### The request
Copy each line of the records that holds the string "analogical".

* Begin Given entries *

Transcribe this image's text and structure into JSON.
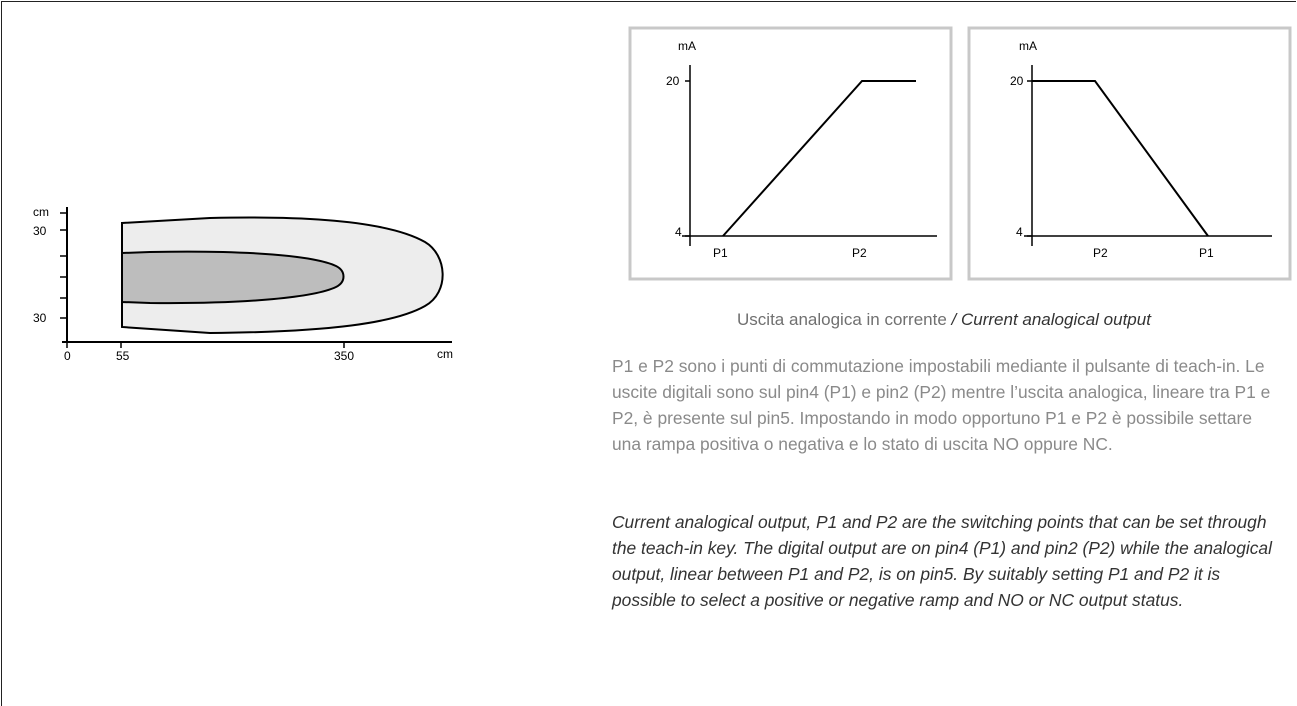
{
  "beam_diagram": {
    "y_unit": "cm",
    "y_ticks": [
      "30",
      "30"
    ],
    "x_unit": "cm",
    "x_ticks": [
      "0",
      "55",
      "350"
    ]
  },
  "charts": [
    {
      "y_unit": "mA",
      "y_ticks": [
        "20",
        "4"
      ],
      "x_ticks": [
        "P1",
        "P2"
      ]
    },
    {
      "y_unit": "mA",
      "y_ticks": [
        "20",
        "4"
      ],
      "x_ticks": [
        "P2",
        "P1"
      ]
    }
  ],
  "chart_data": [
    {
      "type": "line",
      "ylabel": "mA",
      "categories": [
        "P1",
        "P2"
      ],
      "points": [
        [
          "P1",
          4
        ],
        [
          "P2",
          20
        ],
        [
          "after P2",
          20
        ]
      ],
      "ylim": [
        4,
        20
      ]
    },
    {
      "type": "line",
      "ylabel": "mA",
      "categories": [
        "P2",
        "P1"
      ],
      "points": [
        [
          "start",
          20
        ],
        [
          "P2",
          20
        ],
        [
          "P1",
          4
        ]
      ],
      "ylim": [
        4,
        20
      ]
    }
  ],
  "caption": {
    "it": "Uscita analogica in corrente",
    "sep": " / ",
    "en": "Current analogical output"
  },
  "description": {
    "it": "P1 e P2 sono i punti di commutazione impostabili mediante il pulsante di teach-in. Le uscite digitali sono sul pin4 (P1) e pin2 (P2) mentre l’uscita analogica, lineare tra P1 e P2, è presente sul pin5. Impostando in modo opportuno P1 e P2 è possibile settare una rampa positiva o negativa e lo stato di uscita NO oppure NC.",
    "en": "Current analogical output, P1 and P2 are the switching points that can be set through the teach-in key. The digital output are on pin4 (P1) and pin2 (P2) while the analogical output, linear between P1 and P2, is on pin5.  By suitably setting P1 and P2 it is possible to select a positive or negative ramp and NO or NC output status."
  }
}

* End Given entries *

### Written solution
    "en": "Current analogical output"
    "en": "Current analogical output, P1 and P2 are the switching points that can be set through the teach-in key. The digital output are on pin4 (P1) and pin2 (P2) while the analogical output, linear between P1 and P2, is on pin5.  By suitably setting P1 and P2 it is possible to select a positive or negative ramp and NO or NC output status."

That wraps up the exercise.